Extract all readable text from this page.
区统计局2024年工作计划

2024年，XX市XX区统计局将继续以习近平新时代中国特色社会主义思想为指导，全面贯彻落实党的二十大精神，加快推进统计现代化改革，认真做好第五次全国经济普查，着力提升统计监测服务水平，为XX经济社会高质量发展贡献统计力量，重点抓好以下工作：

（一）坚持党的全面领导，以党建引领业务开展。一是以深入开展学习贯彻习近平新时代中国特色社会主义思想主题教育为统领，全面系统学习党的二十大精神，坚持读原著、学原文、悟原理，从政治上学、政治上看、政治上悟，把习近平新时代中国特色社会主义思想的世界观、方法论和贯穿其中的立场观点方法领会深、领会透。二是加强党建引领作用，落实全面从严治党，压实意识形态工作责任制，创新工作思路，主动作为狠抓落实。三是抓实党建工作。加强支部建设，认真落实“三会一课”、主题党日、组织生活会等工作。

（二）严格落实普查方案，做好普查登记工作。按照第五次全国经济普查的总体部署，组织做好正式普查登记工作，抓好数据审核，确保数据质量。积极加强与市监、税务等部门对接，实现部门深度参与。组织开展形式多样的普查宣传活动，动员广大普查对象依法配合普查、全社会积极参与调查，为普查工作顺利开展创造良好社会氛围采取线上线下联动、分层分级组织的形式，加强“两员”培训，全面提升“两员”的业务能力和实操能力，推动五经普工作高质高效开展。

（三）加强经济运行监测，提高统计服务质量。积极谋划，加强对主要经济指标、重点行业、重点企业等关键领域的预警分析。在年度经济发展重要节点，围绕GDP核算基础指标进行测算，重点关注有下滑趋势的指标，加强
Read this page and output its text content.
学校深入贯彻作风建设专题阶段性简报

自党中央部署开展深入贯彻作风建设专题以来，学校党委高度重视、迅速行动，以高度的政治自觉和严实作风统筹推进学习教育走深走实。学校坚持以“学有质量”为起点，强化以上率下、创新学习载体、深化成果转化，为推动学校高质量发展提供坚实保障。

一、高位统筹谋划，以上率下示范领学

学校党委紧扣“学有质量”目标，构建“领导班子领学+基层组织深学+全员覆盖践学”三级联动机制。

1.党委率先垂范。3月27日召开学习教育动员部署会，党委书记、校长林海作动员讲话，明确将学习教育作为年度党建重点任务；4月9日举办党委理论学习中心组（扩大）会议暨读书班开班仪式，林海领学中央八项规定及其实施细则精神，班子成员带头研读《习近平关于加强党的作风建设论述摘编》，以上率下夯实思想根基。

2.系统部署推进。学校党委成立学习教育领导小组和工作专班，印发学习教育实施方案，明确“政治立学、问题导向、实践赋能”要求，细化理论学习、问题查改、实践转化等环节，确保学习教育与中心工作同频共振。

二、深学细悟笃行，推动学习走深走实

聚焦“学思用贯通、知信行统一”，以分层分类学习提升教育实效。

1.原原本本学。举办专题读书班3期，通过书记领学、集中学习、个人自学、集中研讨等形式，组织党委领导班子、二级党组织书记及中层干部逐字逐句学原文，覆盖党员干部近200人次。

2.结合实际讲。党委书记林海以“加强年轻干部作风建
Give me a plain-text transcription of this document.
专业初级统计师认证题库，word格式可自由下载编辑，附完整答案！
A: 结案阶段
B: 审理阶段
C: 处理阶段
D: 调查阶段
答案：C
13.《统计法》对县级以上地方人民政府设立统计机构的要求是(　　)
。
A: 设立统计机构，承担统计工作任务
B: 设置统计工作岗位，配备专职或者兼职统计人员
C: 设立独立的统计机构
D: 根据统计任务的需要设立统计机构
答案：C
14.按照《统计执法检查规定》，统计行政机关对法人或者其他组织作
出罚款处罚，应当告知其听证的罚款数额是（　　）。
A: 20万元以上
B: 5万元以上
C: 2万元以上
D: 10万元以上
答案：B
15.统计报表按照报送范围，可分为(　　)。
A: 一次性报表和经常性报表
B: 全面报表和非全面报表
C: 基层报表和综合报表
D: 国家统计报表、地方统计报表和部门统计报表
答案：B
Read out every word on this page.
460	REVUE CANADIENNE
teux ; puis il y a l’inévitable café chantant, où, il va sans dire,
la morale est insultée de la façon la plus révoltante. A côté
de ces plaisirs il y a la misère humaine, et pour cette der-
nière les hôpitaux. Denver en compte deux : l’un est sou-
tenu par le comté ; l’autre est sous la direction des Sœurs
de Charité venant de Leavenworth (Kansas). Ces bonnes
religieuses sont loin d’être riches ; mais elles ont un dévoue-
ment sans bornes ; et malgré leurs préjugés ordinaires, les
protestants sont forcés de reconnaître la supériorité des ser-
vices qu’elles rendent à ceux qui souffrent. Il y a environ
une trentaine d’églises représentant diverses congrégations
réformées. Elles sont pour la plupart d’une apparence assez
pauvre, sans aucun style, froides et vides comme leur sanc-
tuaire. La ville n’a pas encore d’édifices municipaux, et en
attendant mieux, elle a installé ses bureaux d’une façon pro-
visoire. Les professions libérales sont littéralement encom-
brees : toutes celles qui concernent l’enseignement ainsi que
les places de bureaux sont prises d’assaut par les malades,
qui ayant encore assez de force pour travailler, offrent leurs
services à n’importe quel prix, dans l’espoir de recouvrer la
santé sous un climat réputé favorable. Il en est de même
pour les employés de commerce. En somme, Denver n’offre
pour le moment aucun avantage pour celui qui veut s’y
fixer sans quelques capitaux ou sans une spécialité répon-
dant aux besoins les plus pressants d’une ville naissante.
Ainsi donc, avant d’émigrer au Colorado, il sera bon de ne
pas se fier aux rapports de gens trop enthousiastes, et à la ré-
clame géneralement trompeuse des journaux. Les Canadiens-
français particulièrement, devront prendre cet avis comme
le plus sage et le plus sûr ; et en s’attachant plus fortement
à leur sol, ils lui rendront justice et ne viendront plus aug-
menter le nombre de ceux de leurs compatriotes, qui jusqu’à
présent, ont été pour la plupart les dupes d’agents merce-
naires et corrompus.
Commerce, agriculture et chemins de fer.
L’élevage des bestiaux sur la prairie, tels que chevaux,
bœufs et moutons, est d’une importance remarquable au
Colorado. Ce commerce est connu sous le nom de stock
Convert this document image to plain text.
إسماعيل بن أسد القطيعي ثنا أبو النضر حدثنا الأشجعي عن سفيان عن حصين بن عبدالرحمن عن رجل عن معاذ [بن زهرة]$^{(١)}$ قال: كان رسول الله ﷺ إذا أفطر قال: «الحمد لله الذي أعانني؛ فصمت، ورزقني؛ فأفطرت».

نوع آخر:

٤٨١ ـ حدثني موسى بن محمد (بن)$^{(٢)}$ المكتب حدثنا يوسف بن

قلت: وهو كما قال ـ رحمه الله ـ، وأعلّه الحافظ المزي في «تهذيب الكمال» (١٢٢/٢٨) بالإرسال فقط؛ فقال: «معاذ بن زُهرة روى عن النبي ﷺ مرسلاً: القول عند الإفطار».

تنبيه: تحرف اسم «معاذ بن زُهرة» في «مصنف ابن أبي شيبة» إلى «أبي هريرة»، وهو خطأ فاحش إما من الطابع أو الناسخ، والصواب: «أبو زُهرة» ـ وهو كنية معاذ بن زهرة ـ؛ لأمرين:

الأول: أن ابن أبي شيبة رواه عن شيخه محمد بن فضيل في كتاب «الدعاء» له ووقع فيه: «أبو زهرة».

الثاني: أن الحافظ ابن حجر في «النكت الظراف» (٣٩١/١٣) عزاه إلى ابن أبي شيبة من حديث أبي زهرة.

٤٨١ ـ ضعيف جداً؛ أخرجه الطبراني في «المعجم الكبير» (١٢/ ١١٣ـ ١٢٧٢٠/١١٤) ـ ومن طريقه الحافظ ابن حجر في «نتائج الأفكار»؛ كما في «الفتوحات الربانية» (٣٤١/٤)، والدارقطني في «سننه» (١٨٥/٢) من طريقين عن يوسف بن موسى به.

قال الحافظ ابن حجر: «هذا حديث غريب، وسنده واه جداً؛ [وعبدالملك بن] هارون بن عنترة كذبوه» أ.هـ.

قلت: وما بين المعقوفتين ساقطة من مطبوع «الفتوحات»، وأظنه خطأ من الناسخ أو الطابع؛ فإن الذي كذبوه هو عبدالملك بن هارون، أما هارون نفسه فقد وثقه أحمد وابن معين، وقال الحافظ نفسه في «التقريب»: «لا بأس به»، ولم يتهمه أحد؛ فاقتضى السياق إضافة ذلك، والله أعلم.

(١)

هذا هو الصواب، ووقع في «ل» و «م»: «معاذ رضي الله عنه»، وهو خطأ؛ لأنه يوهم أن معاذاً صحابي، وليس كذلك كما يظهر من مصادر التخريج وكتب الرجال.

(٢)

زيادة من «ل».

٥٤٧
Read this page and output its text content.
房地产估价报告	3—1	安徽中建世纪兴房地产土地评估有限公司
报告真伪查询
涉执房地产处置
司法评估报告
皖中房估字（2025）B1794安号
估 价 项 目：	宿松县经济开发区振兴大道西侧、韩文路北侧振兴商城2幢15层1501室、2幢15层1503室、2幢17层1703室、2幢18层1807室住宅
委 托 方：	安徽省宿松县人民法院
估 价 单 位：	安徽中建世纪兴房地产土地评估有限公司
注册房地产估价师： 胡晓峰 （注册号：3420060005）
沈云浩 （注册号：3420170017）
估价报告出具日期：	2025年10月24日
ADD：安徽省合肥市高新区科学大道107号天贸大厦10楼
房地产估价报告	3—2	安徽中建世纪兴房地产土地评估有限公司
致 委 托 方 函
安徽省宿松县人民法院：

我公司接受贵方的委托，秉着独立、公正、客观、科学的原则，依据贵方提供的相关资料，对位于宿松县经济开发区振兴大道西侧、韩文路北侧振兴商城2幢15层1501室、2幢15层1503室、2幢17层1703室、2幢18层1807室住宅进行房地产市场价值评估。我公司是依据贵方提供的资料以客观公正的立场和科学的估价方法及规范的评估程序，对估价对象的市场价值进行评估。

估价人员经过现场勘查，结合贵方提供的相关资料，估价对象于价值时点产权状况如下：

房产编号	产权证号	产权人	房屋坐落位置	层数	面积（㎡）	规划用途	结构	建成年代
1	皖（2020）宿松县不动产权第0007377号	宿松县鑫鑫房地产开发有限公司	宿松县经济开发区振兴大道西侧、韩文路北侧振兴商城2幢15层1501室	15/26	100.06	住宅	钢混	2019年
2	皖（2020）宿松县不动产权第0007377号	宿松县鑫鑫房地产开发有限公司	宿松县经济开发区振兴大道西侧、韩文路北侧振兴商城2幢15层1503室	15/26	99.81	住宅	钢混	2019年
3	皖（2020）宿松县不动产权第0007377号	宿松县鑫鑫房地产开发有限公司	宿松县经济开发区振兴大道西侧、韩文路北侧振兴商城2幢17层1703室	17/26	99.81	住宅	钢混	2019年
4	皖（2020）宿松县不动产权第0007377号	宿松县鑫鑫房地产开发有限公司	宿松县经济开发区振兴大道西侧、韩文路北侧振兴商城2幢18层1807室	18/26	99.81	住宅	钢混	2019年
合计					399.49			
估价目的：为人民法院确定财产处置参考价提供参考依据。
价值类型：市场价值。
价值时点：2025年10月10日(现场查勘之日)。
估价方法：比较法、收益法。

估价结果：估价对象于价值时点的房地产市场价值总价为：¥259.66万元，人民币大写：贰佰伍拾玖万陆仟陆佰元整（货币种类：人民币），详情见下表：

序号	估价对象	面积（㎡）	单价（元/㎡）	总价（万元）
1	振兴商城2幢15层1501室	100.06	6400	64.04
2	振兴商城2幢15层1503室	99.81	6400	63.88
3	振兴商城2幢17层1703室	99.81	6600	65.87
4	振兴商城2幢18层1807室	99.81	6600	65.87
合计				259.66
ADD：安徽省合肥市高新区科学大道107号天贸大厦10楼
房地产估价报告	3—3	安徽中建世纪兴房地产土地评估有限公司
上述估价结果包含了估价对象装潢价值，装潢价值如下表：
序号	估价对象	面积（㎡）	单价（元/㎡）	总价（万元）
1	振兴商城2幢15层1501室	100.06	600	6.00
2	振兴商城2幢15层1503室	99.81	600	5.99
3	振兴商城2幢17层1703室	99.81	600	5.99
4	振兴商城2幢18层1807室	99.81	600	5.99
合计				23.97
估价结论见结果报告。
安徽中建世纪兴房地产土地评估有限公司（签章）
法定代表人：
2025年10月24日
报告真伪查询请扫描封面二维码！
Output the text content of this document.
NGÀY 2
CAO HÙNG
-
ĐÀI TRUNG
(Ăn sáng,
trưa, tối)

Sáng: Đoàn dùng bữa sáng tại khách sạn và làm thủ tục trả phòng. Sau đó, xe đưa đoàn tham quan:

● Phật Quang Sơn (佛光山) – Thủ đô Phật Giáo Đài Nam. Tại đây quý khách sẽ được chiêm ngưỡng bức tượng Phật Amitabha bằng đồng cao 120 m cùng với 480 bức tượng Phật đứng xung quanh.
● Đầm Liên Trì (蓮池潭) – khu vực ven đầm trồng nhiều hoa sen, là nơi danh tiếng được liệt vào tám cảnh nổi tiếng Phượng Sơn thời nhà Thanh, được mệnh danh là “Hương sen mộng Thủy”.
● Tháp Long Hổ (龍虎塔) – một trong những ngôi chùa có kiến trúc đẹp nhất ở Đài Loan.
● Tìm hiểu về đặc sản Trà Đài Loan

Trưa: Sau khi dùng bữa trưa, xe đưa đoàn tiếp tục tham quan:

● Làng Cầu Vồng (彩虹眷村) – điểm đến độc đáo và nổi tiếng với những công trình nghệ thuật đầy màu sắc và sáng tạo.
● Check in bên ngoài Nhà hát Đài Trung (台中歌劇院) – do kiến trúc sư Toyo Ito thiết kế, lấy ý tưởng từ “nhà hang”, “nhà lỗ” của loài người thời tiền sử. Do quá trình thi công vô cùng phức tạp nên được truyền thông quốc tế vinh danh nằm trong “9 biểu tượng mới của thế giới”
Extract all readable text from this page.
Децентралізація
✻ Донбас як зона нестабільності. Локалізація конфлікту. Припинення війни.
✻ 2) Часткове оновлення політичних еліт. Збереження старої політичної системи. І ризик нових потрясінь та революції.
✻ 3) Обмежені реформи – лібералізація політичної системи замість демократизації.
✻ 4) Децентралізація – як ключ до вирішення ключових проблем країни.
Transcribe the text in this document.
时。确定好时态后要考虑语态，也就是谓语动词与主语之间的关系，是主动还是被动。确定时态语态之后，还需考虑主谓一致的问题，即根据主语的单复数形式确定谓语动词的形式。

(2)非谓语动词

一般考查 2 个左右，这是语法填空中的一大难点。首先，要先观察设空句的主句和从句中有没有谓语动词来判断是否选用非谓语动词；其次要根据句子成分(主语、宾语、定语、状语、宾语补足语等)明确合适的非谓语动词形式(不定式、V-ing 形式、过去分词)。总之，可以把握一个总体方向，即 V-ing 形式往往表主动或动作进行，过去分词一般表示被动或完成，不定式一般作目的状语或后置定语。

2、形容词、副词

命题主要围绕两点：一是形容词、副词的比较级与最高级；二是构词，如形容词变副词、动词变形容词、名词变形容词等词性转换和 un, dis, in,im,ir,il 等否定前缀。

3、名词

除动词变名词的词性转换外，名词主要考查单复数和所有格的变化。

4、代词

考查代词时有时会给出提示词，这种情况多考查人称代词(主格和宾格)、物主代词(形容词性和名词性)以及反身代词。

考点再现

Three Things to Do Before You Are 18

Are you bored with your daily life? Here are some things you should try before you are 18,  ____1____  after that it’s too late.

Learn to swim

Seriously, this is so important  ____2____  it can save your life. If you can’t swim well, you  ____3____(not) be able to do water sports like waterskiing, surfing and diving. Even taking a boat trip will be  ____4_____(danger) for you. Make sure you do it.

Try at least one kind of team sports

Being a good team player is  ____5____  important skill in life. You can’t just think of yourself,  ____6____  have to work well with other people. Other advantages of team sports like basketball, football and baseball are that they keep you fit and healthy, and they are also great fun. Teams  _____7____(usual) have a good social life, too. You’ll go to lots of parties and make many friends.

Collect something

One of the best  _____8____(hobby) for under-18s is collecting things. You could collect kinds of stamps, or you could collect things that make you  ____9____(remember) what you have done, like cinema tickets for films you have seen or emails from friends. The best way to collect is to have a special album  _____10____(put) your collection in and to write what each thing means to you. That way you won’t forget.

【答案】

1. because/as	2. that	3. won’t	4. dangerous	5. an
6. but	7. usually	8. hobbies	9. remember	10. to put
----------------
- [SET TASK]: State how many lines of the records above contain the word "محمد", and give only that number.

- [FINAL RESULT]: 2